▶ **Your objective**
Copy every one of the following rows without changing anything.

▶ **Data in this exercise**
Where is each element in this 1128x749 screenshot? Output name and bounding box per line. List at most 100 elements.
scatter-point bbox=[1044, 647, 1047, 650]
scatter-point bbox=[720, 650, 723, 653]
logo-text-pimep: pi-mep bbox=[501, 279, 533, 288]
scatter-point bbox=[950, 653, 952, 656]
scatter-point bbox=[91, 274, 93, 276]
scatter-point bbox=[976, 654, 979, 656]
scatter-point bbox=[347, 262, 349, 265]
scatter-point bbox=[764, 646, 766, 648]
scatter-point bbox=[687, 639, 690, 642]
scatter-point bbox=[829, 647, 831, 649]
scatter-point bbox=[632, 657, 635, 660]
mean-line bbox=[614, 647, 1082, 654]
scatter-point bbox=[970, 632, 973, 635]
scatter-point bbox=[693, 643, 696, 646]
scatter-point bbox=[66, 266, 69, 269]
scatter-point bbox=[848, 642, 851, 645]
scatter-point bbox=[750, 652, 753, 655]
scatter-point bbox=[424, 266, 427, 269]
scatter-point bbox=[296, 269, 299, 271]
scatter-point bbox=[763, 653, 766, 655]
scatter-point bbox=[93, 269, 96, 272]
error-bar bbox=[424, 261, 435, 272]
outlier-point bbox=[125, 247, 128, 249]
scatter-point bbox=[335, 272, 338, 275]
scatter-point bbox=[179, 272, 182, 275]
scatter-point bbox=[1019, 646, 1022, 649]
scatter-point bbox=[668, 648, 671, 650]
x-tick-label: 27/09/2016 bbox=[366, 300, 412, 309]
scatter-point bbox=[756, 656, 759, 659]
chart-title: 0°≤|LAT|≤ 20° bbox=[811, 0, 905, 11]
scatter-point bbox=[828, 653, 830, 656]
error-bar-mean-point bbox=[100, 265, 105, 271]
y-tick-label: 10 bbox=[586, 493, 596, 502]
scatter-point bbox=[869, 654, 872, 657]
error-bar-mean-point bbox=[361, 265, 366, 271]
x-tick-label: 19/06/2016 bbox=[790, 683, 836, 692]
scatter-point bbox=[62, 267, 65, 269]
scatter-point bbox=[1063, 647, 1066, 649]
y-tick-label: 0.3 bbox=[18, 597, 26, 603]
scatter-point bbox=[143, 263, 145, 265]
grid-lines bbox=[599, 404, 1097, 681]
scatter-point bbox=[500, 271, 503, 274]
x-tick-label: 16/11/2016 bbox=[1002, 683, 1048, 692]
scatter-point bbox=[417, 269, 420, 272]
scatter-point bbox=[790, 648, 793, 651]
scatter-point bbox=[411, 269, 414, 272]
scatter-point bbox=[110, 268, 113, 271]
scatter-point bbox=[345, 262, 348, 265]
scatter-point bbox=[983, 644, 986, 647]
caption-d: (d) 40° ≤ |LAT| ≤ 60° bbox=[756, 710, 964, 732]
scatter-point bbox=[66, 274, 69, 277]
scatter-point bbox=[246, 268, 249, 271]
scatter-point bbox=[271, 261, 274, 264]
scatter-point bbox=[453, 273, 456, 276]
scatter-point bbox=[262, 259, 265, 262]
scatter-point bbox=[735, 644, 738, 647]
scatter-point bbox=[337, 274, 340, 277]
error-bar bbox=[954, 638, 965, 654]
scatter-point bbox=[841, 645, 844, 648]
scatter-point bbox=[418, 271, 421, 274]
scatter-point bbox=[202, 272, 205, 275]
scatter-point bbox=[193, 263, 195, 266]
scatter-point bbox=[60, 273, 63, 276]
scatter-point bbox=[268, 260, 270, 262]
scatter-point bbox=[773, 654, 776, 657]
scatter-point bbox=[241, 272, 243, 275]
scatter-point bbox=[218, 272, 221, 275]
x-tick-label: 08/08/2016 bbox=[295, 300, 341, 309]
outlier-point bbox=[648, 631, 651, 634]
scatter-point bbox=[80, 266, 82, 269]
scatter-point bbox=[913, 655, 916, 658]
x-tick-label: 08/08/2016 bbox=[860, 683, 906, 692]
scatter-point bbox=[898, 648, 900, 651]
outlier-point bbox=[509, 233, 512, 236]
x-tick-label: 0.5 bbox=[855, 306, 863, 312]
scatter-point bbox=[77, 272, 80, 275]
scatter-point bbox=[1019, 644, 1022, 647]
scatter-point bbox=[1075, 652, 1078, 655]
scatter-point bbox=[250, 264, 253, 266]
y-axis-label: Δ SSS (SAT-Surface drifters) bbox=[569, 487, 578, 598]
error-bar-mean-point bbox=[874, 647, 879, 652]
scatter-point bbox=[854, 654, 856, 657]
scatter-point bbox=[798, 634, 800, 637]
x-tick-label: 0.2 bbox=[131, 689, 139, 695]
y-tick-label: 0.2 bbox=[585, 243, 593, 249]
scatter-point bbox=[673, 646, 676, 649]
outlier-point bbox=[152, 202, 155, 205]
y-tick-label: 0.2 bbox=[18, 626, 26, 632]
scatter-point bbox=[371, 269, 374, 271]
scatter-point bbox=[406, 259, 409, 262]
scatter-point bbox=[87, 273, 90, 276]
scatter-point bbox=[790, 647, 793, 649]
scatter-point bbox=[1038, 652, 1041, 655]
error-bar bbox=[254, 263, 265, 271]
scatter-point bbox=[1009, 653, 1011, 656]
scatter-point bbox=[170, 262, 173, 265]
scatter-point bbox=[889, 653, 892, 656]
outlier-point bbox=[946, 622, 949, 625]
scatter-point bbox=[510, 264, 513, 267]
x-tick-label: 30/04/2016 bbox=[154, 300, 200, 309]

▶ **Task response**
Where is each element in this 1128x749 screenshot? Output name and bounding box per line. List at most 100 elements.
scatter-point bbox=[1044, 647, 1047, 650]
scatter-point bbox=[720, 650, 723, 653]
logo-text-pimep: pi-mep bbox=[501, 279, 533, 288]
scatter-point bbox=[950, 653, 952, 656]
scatter-point bbox=[91, 274, 93, 276]
scatter-point bbox=[976, 654, 979, 656]
scatter-point bbox=[347, 262, 349, 265]
scatter-point bbox=[764, 646, 766, 648]
scatter-point bbox=[687, 639, 690, 642]
scatter-point bbox=[829, 647, 831, 649]
scatter-point bbox=[632, 657, 635, 660]
mean-line bbox=[614, 647, 1082, 654]
scatter-point bbox=[970, 632, 973, 635]
scatter-point bbox=[693, 643, 696, 646]
scatter-point bbox=[66, 266, 69, 269]
scatter-point bbox=[848, 642, 851, 645]
scatter-point bbox=[750, 652, 753, 655]
scatter-point bbox=[424, 266, 427, 269]
scatter-point bbox=[296, 269, 299, 271]
scatter-point bbox=[763, 653, 766, 655]
scatter-point bbox=[93, 269, 96, 272]
error-bar bbox=[424, 261, 435, 272]
outlier-point bbox=[125, 247, 128, 249]
scatter-point bbox=[335, 272, 338, 275]
scatter-point bbox=[179, 272, 182, 275]
scatter-point bbox=[1019, 646, 1022, 649]
scatter-point bbox=[668, 648, 671, 650]
x-tick-label: 27/09/2016 bbox=[366, 300, 412, 309]
scatter-point bbox=[756, 656, 759, 659]
chart-title: 0°≤|LAT|≤ 20° bbox=[811, 0, 905, 11]
scatter-point bbox=[828, 653, 830, 656]
error-bar-mean-point bbox=[100, 265, 105, 271]
y-tick-label: 10 bbox=[586, 493, 596, 502]
scatter-point bbox=[869, 654, 872, 657]
error-bar-mean-point bbox=[361, 265, 366, 271]
x-tick-label: 19/06/2016 bbox=[790, 683, 836, 692]
scatter-point bbox=[62, 267, 65, 269]
scatter-point bbox=[1063, 647, 1066, 649]
y-tick-label: 0.3 bbox=[18, 597, 26, 603]
scatter-point bbox=[143, 263, 145, 265]
grid-lines bbox=[599, 404, 1097, 681]
scatter-point bbox=[500, 271, 503, 274]
x-tick-label: 16/11/2016 bbox=[1002, 683, 1048, 692]
scatter-point bbox=[417, 269, 420, 272]
scatter-point bbox=[790, 648, 793, 651]
scatter-point bbox=[411, 269, 414, 272]
scatter-point bbox=[110, 268, 113, 271]
scatter-point bbox=[345, 262, 348, 265]
scatter-point bbox=[983, 644, 986, 647]
caption-d: (d) 40° ≤ |LAT| ≤ 60° bbox=[756, 710, 964, 732]
scatter-point bbox=[66, 274, 69, 277]
scatter-point bbox=[246, 268, 249, 271]
scatter-point bbox=[271, 261, 274, 264]
scatter-point bbox=[453, 273, 456, 276]
scatter-point bbox=[262, 259, 265, 262]
scatter-point bbox=[735, 644, 738, 647]
scatter-point bbox=[337, 274, 340, 277]
error-bar bbox=[954, 638, 965, 654]
scatter-point bbox=[841, 645, 844, 648]
scatter-point bbox=[418, 271, 421, 274]
scatter-point bbox=[202, 272, 205, 275]
scatter-point bbox=[193, 263, 195, 266]
scatter-point bbox=[60, 273, 63, 276]
scatter-point bbox=[268, 260, 270, 262]
scatter-point bbox=[773, 654, 776, 657]
scatter-point bbox=[241, 272, 243, 275]
scatter-point bbox=[218, 272, 221, 275]
x-tick-label: 08/08/2016 bbox=[295, 300, 341, 309]
outlier-point bbox=[648, 631, 651, 634]
scatter-point bbox=[80, 266, 82, 269]
scatter-point bbox=[913, 655, 916, 658]
x-tick-label: 08/08/2016 bbox=[860, 683, 906, 692]
scatter-point bbox=[898, 648, 900, 651]
outlier-point bbox=[509, 233, 512, 236]
x-tick-label: 0.5 bbox=[855, 306, 863, 312]
scatter-point bbox=[77, 272, 80, 275]
scatter-point bbox=[1019, 644, 1022, 647]
scatter-point bbox=[1075, 652, 1078, 655]
scatter-point bbox=[250, 264, 253, 266]
y-axis-label: Δ SSS (SAT-Surface drifters) bbox=[569, 487, 578, 598]
error-bar-mean-point bbox=[874, 647, 879, 652]
scatter-point bbox=[854, 654, 856, 657]
scatter-point bbox=[798, 634, 800, 637]
x-tick-label: 0.2 bbox=[131, 689, 139, 695]
y-tick-label: 0.2 bbox=[585, 243, 593, 249]
scatter-point bbox=[673, 646, 676, 649]
outlier-point bbox=[152, 202, 155, 205]
y-tick-label: 0.2 bbox=[18, 626, 26, 632]
scatter-point bbox=[371, 269, 374, 271]
scatter-point bbox=[406, 259, 409, 262]
scatter-point bbox=[87, 273, 90, 276]
scatter-point bbox=[790, 647, 793, 649]
scatter-point bbox=[1038, 652, 1041, 655]
error-bar bbox=[254, 263, 265, 271]
scatter-point bbox=[1009, 653, 1011, 656]
scatter-point bbox=[170, 262, 173, 265]
scatter-point bbox=[889, 653, 892, 656]
outlier-point bbox=[946, 622, 949, 625]
scatter-point bbox=[510, 264, 513, 267]
x-tick-label: 30/04/2016 bbox=[154, 300, 200, 309]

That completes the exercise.